(STATED PROBLEM)
Locate each line of the material that contains "name", then return it.

Items from a figure collection:
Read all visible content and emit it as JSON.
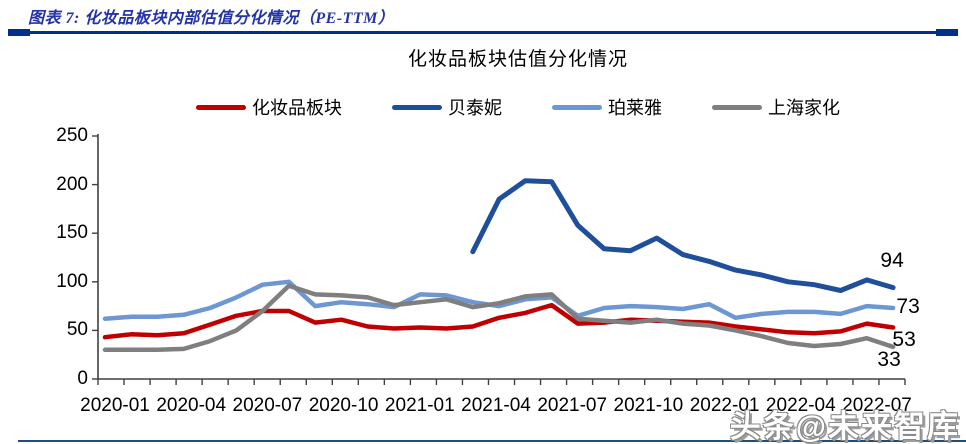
{
  "figure": {
    "caption": "图表 7:  化妆品板块内部估值分化情况（PE-TTM）",
    "watermark": "头条@未来智库"
  },
  "chart_data": {
    "type": "line",
    "title": "化妆品板块估值分化情况",
    "grid": false,
    "legend_position": "top",
    "ylim": [
      0,
      250
    ],
    "y_ticks": [
      0,
      50,
      100,
      150,
      200,
      250
    ],
    "x": [
      "2020-01",
      "2020-02",
      "2020-03",
      "2020-04",
      "2020-05",
      "2020-06",
      "2020-07",
      "2020-08",
      "2020-09",
      "2020-10",
      "2020-11",
      "2020-12",
      "2021-01",
      "2021-02",
      "2021-03",
      "2021-04",
      "2021-05",
      "2021-06",
      "2021-07",
      "2021-08",
      "2021-09",
      "2021-10",
      "2021-11",
      "2021-12",
      "2022-01",
      "2022-02",
      "2022-03",
      "2022-04",
      "2022-05",
      "2022-06",
      "2022-07"
    ],
    "x_tick_labels": [
      "2020-01",
      "2020-04",
      "2020-07",
      "2020-10",
      "2021-01",
      "2021-04",
      "2021-07",
      "2021-10",
      "2022-01",
      "2022-04",
      "2022-07"
    ],
    "series": [
      {
        "name": "化妆品板块",
        "color": "#C00000",
        "end_label": "53",
        "values": [
          43,
          46,
          45,
          47,
          56,
          65,
          70,
          70,
          58,
          61,
          54,
          52,
          53,
          52,
          54,
          63,
          68,
          76,
          57,
          58,
          61,
          60,
          59,
          58,
          54,
          51,
          48,
          47,
          49,
          57,
          53
        ]
      },
      {
        "name": "贝泰妮",
        "color": "#1F4E9B",
        "end_label": "94",
        "values": [
          null,
          null,
          null,
          null,
          null,
          null,
          null,
          null,
          null,
          null,
          null,
          null,
          null,
          null,
          131,
          185,
          204,
          203,
          158,
          134,
          132,
          145,
          128,
          121,
          112,
          107,
          100,
          97,
          91,
          102,
          94
        ]
      },
      {
        "name": "珀莱雅",
        "color": "#6D97D2",
        "end_label": "73",
        "values": [
          62,
          64,
          64,
          66,
          73,
          84,
          97,
          100,
          75,
          79,
          77,
          74,
          87,
          86,
          79,
          75,
          82,
          84,
          65,
          73,
          75,
          74,
          72,
          77,
          63,
          67,
          69,
          69,
          67,
          75,
          73
        ]
      },
      {
        "name": "上海家化",
        "color": "#7F7F7F",
        "end_label": "33",
        "values": [
          30,
          30,
          30,
          31,
          39,
          50,
          70,
          96,
          87,
          86,
          84,
          76,
          79,
          82,
          74,
          78,
          85,
          87,
          62,
          60,
          58,
          61,
          57,
          55,
          50,
          44,
          37,
          34,
          36,
          42,
          33
        ]
      }
    ]
  }
}
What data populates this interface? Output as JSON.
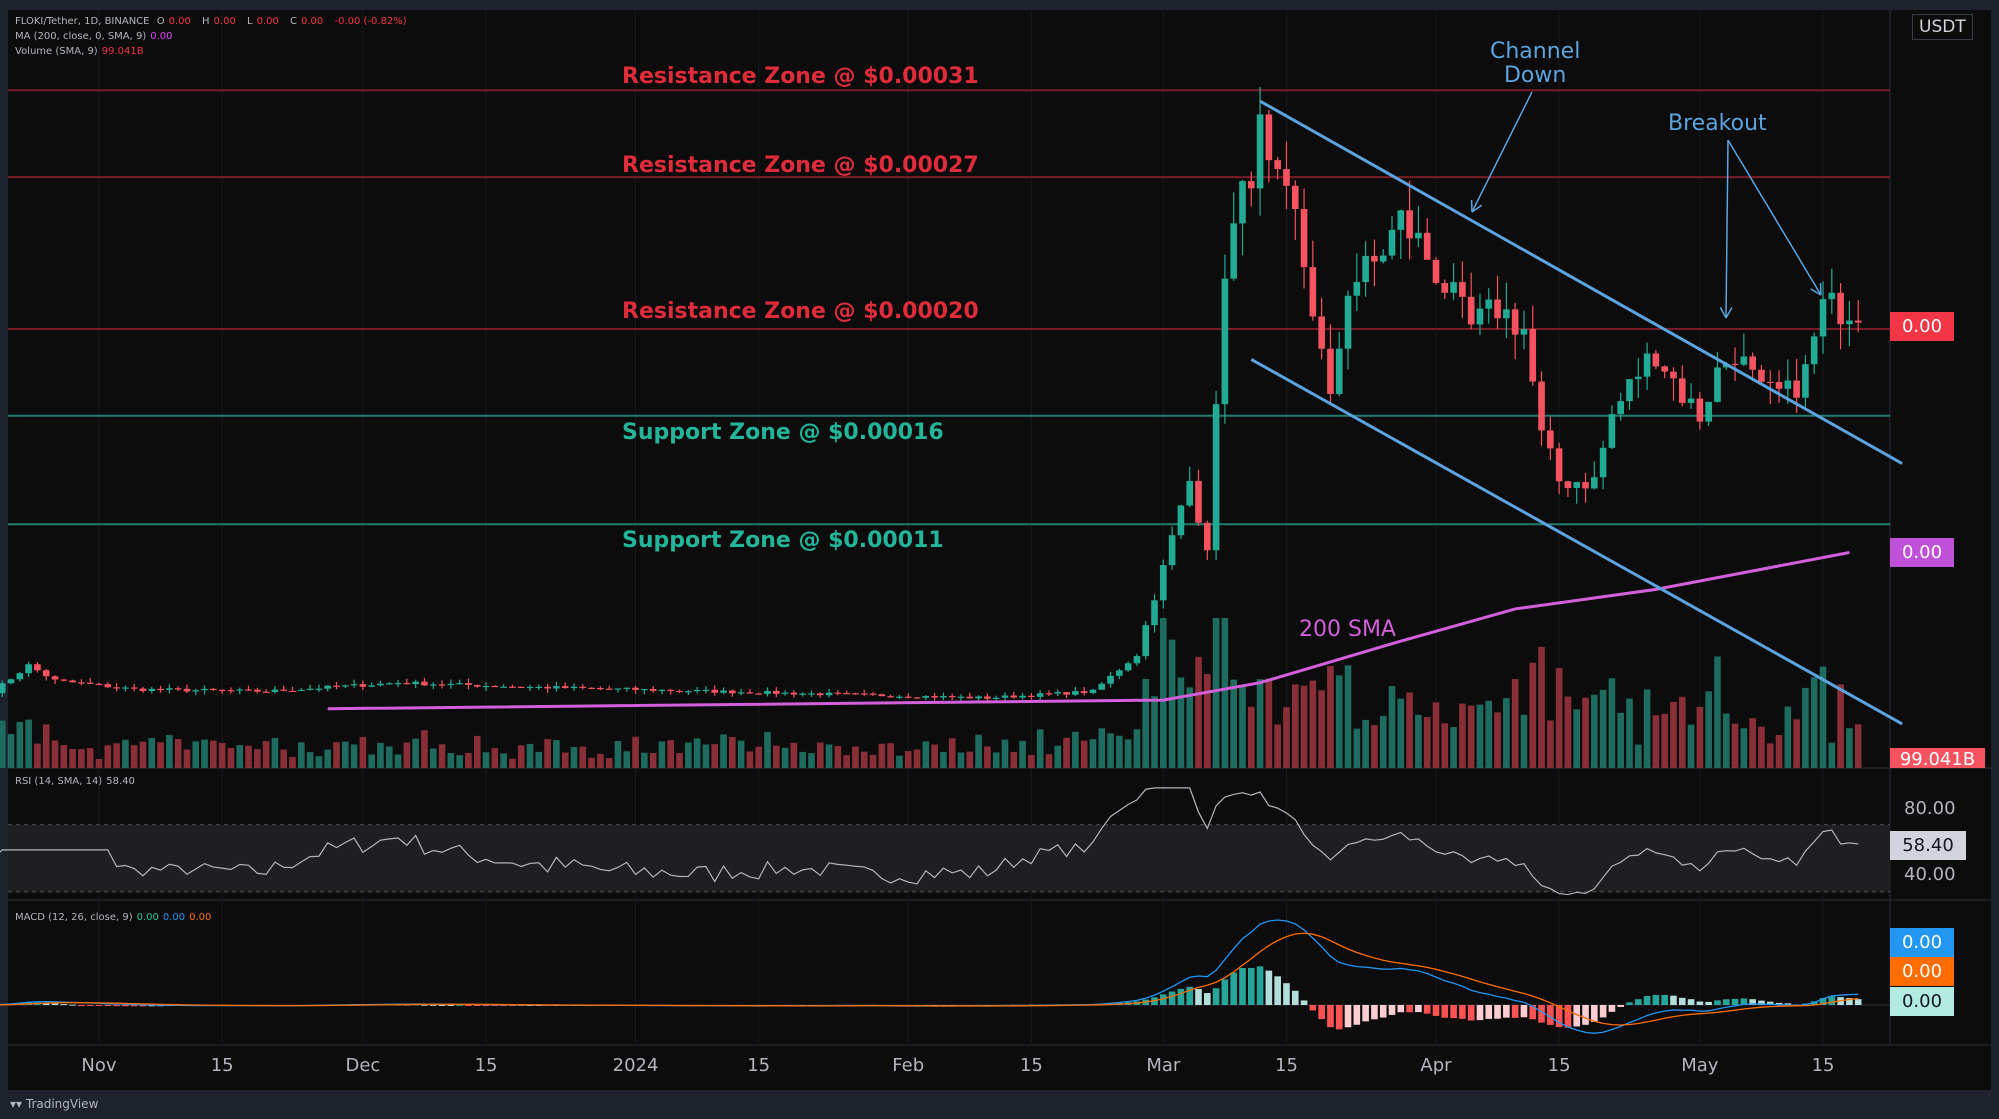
{
  "header": {
    "symbol": "FLOKI/Tether, 1D, BINANCE",
    "ohlc": {
      "o_label": "O",
      "o": "0.00",
      "h_label": "H",
      "h": "0.00",
      "l_label": "L",
      "l": "0.00",
      "c_label": "C",
      "c": "0.00",
      "change": "-0.00 (-0.82%)"
    },
    "ma_label": "MA (200, close, 0, SMA, 9)",
    "ma_value": "0.00",
    "volume_label": "Volume (SMA, 9)",
    "volume_value": "99.041B",
    "currency": "USDT"
  },
  "rsi": {
    "label": "RSI (14, SMA, 14)",
    "value": "58.40",
    "levels": [
      "80.00",
      "40.00"
    ],
    "badge": "58.40"
  },
  "macd": {
    "label": "MACD (12, 26, close, 9)",
    "v1": "0.00",
    "v2": "0.00",
    "v3": "0.00",
    "badges": [
      "0.00",
      "0.00",
      "0.00"
    ]
  },
  "price_badges": {
    "last": "0.00",
    "sma": "0.00",
    "volume": "99.041B"
  },
  "colors": {
    "up": "#22ab94",
    "down": "#f7525f",
    "resistance": "#e02b3a",
    "support": "#22b59a",
    "channel": "#5ba4e0",
    "sma": "#d45fdc",
    "rsi": "#b2b5be",
    "macd": "#2196f3",
    "signal": "#ff6d00"
  },
  "footer": {
    "brand": "TradingView"
  },
  "chart_data": {
    "type": "candlestick",
    "price_scale": "linear",
    "x_ticks": [
      {
        "date": "2023-11-01",
        "label": "Nov"
      },
      {
        "date": "2023-11-15",
        "label": "15"
      },
      {
        "date": "2023-12-01",
        "label": "Dec"
      },
      {
        "date": "2023-12-15",
        "label": "15"
      },
      {
        "date": "2024-01-01",
        "label": "2024"
      },
      {
        "date": "2024-01-15",
        "label": "15"
      },
      {
        "date": "2024-02-01",
        "label": "Feb"
      },
      {
        "date": "2024-02-15",
        "label": "15"
      },
      {
        "date": "2024-03-01",
        "label": "Mar"
      },
      {
        "date": "2024-03-15",
        "label": "15"
      },
      {
        "date": "2024-04-01",
        "label": "Apr"
      },
      {
        "date": "2024-04-15",
        "label": "15"
      },
      {
        "date": "2024-05-01",
        "label": "May"
      },
      {
        "date": "2024-05-15",
        "label": "15"
      }
    ],
    "zones": [
      {
        "label": "Resistance Zone @ $0.00031",
        "price": 0.00031,
        "kind": "resistance"
      },
      {
        "label": "Resistance Zone @ $0.00027",
        "price": 0.00027,
        "kind": "resistance"
      },
      {
        "label": "Resistance Zone @ $0.00020",
        "price": 0.0002,
        "kind": "resistance"
      },
      {
        "label": "Support Zone @ $0.00016",
        "price": 0.00016,
        "kind": "support"
      },
      {
        "label": "Support Zone @ $0.00011",
        "price": 0.00011,
        "kind": "support"
      }
    ],
    "annotations": {
      "channel": "Channel\nDown",
      "breakout": "Breakout",
      "sma": "200 SMA"
    },
    "channel_upper": [
      {
        "date": "2024-03-12",
        "price": 0.000305
      },
      {
        "date": "2024-05-24",
        "price": 0.000138
      }
    ],
    "channel_lower": [
      {
        "date": "2024-03-11",
        "price": 0.000186
      },
      {
        "date": "2024-05-24",
        "price": 1.8e-05
      }
    ],
    "close_keyframes": [
      [
        "2023-10-20",
        3.3e-05
      ],
      [
        "2023-10-24",
        4.5e-05
      ],
      [
        "2023-10-27",
        3.8e-05
      ],
      [
        "2023-11-05",
        3.4e-05
      ],
      [
        "2023-11-20",
        3.3e-05
      ],
      [
        "2023-12-05",
        3.7e-05
      ],
      [
        "2023-12-20",
        3.5e-05
      ],
      [
        "2024-01-10",
        3.3e-05
      ],
      [
        "2024-02-10",
        3e-05
      ],
      [
        "2024-02-22",
        3.3e-05
      ],
      [
        "2024-02-27",
        5e-05
      ],
      [
        "2024-03-01",
        9e-05
      ],
      [
        "2024-03-04",
        0.00013
      ],
      [
        "2024-03-06",
        0.0001
      ],
      [
        "2024-03-07",
        0.00016
      ],
      [
        "2024-03-08",
        0.00023
      ],
      [
        "2024-03-10",
        0.00026
      ],
      [
        "2024-03-12",
        0.00029
      ],
      [
        "2024-03-13",
        0.00027
      ],
      [
        "2024-03-16",
        0.00025
      ],
      [
        "2024-03-18",
        0.00021
      ],
      [
        "2024-03-20",
        0.000165
      ],
      [
        "2024-03-22",
        0.00022
      ],
      [
        "2024-03-25",
        0.00023
      ],
      [
        "2024-03-28",
        0.00025
      ],
      [
        "2024-03-30",
        0.00024
      ],
      [
        "2024-04-02",
        0.00022
      ],
      [
        "2024-04-05",
        0.0002
      ],
      [
        "2024-04-08",
        0.00021
      ],
      [
        "2024-04-11",
        0.0002
      ],
      [
        "2024-04-13",
        0.00015
      ],
      [
        "2024-04-15",
        0.00013
      ],
      [
        "2024-04-19",
        0.00013
      ],
      [
        "2024-04-21",
        0.00016
      ],
      [
        "2024-04-24",
        0.00018
      ],
      [
        "2024-04-26",
        0.00019
      ],
      [
        "2024-04-29",
        0.00017
      ],
      [
        "2024-05-01",
        0.00016
      ],
      [
        "2024-05-03",
        0.00018
      ],
      [
        "2024-05-05",
        0.00019
      ],
      [
        "2024-05-08",
        0.00017
      ],
      [
        "2024-05-11",
        0.00017
      ],
      [
        "2024-05-13",
        0.00018
      ],
      [
        "2024-05-15",
        0.00021
      ],
      [
        "2024-05-19",
        0.00021
      ]
    ],
    "sma200": [
      [
        "2023-11-27",
        2.5e-05
      ],
      [
        "2024-03-01",
        2.9e-05
      ],
      [
        "2024-03-12",
        3.7e-05
      ],
      [
        "2024-03-27",
        5.5e-05
      ],
      [
        "2024-04-10",
        7.1e-05
      ],
      [
        "2024-04-26",
        8e-05
      ],
      [
        "2024-05-18",
        9.7e-05
      ]
    ]
  }
}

(RESULT FOR THIS EXERCISE)
        "name": "化妆品板块",
        "name": "贝泰妮",
        "name": "珀莱雅",
        "name": "上海家化",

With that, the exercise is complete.